(Tâches demandées)
(a) Réécrivez le passage du texte sur le Journal de Françoise compris entre « Le périodique dirigé » et « du XXe siècle. », inclus, en remplaçant « comptes rendus » par « bilans ».
(b) Rédigez la suite du texte sur le féminisme de Françoise, à partir de sa dernière phrase.

(Texte source)

*-*-*

Françoise fréquente les plus ouverts des libéraux dont plusieurs collaborent à son périodique comme Gonzalve Desaulniers, Edmond De Nevers et Errol Bouchette. Elle laisse à ce dernier le soin de citer un philosophe libéral appuyant son point de vue : « On sait que Stuart Mill faisait de l’égalité civile et politique des deux sexes le principe essentiel de la révolution sociale » (III, 11, 1904 : 470). L’individualisme à la base de l’idéologie libérale ouvre la voie à une transformation du rôle des femmes. Françoise fait elle-même l’expérience de l’égalité des sexes dans son milieu de travail à La Patrie où elle a son pupitre dans les bureaux de la rédaction (Fréchette 1993 : 769 [La Patrie, 29 juin 1895]) et où sa « Chronique du lundi » paraît à la une du quotidien, alors que les articles de la plupart des chroniqueuses des autres journaux qui les accueillent sont relégués aux pages dites féminines.

Le féminisme de Françoise se manifeste de plusieurs manières. Pendant sept ans, elle donne la parole aux femmes dans les pages du Journal de Françoise. Parmi les 22 femmes journalistes francophones qui écrivent entre 1902 et 1909, répertoriées par Line Gosselin (1995), 16 collaborent régulièrement ou occasionnellement à son périodique. À ces noms s’ajoutent de nouvelles voix, des femmes de la bourgeoisie qui s’imposent hors de la sphère domestique et des lectrices qui lui font parvenir leurs premiers essais littéraires[7].

Le périodique dirigé par Françoise constitue un véritable répertoire de tout ce qui concerne les femmes. Sur le plan littéraire, leurs publications font l’objet d’une critique ou d’une mention, parfois suivies d’extraits. Les prestations artistiques (récitals, concerts, pièces de théâtre) où elles prennent la vedette, les cours qu’elles donnent, les écoles qu’elles dirigent et leurs activités (remises de diplômes, concerts) sont aussi annoncées et commentées. Les associations féminines qui connaissent un développement important font également l’objet de communiqués informatifs ou de comptes rendus. Ainsi, Le Journal de Françoise met en lumière la constance de l’action des femmes au début du XXe siècle.

*-*-*

(Données répertoriées)
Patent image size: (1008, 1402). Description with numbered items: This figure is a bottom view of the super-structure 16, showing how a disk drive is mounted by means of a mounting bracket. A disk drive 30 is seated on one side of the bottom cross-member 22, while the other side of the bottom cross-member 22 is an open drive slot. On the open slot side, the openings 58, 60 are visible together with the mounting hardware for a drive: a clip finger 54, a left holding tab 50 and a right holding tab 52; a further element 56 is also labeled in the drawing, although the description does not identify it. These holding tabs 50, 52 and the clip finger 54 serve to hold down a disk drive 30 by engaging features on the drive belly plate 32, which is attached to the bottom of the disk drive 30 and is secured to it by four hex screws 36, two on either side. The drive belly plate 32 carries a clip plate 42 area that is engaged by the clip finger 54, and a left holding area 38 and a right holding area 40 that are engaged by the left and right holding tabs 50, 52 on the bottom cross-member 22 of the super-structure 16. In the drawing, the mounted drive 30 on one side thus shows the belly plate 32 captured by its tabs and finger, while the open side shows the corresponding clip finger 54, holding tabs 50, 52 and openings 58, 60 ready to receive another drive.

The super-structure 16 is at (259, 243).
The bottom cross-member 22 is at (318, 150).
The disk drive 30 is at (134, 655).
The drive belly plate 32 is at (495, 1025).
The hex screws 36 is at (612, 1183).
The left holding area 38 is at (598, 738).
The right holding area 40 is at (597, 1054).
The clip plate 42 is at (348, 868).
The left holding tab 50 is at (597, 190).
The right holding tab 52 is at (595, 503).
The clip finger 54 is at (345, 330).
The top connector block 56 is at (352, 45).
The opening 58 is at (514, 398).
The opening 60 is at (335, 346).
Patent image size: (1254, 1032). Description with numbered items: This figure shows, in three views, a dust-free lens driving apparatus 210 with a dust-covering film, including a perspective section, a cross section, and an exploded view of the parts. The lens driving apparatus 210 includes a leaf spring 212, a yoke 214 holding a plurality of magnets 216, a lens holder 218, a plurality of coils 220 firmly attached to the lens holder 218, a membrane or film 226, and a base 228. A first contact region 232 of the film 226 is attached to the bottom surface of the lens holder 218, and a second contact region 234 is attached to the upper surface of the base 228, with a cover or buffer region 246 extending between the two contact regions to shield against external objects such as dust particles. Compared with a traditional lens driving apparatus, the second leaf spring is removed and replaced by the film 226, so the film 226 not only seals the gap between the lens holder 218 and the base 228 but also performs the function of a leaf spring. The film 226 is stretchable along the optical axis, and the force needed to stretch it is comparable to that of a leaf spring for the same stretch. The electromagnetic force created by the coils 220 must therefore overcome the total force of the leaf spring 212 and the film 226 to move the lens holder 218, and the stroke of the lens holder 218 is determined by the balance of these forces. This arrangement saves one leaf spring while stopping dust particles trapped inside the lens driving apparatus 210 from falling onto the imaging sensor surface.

*-*-*

(Résultats obtenus)
(a)
Le périodique dirigé par Françoise constitue un véritable répertoire de tout ce qui concerne les femmes. Sur le plan littéraire, leurs publications font l’objet d’une critique ou d’une mention, parfois suivies d’extraits. Les prestations artistiques (récitals, concerts, pièces de théâtre) où elles prennent la vedette, les cours qu’elles donnent, les écoles qu’elles dirigent et leurs activités (remises de diplômes, concerts) sont aussi annoncées et commentées. Les associations féminines qui connaissent un développement important font également l’objet de communiqués informatifs ou de bilans. Ainsi, Le Journal de Françoise met en lumière la constance de l’action des femmes au début du XXe siècle.

(b)
En plus de rendre compte du dynamisme de ses contemporaines, Françoise glane dans les périodiques les faits divers et les anecdotes qui soulignent leurs victoires, mais également les injustices dont elles sont victimes. Elle réclame une place à part entière pour elles à l’université, à la Société du parler français au Canada et à la Société royale du Canada et rappelle à l’ordre ceux qui oublient de mentionner l’apport des femmes. Par ailleurs, elle entreprend l’inventaire de celles qui se sont illustrées au cours des siècles afin de légitimer sa propre trajectoire. Les femmes de lettres l’emportent en nombre, mais celles qui se démarquent dans tous les domaines ont droit de cité, de Hildegarde de Bingen à Marie Curie, en passant par Joséphine Beauharnois, Élisabeth Vigée-Lebrun et Rosa Bonheur. Bref, Françoise valorise toutes les échappées hors des rôles traditionnels. Elle aime les femmes qui font preuve d’audace et développent leurs talents, même si elles provoquent parfois le scandale, comme Sarah Bernhardt qu’elle admire. Son palmarès comporte quelques noms de religieuses qui se sont distinguées au-delà de leur état : l’érudition de Hildegarde de Bingen ou la force de caractère de Marie de l’Incarnation[8] retiennent son attention. Françoise manifeste un souci constant d’établir une filiation entre les femmes du passé et du présent.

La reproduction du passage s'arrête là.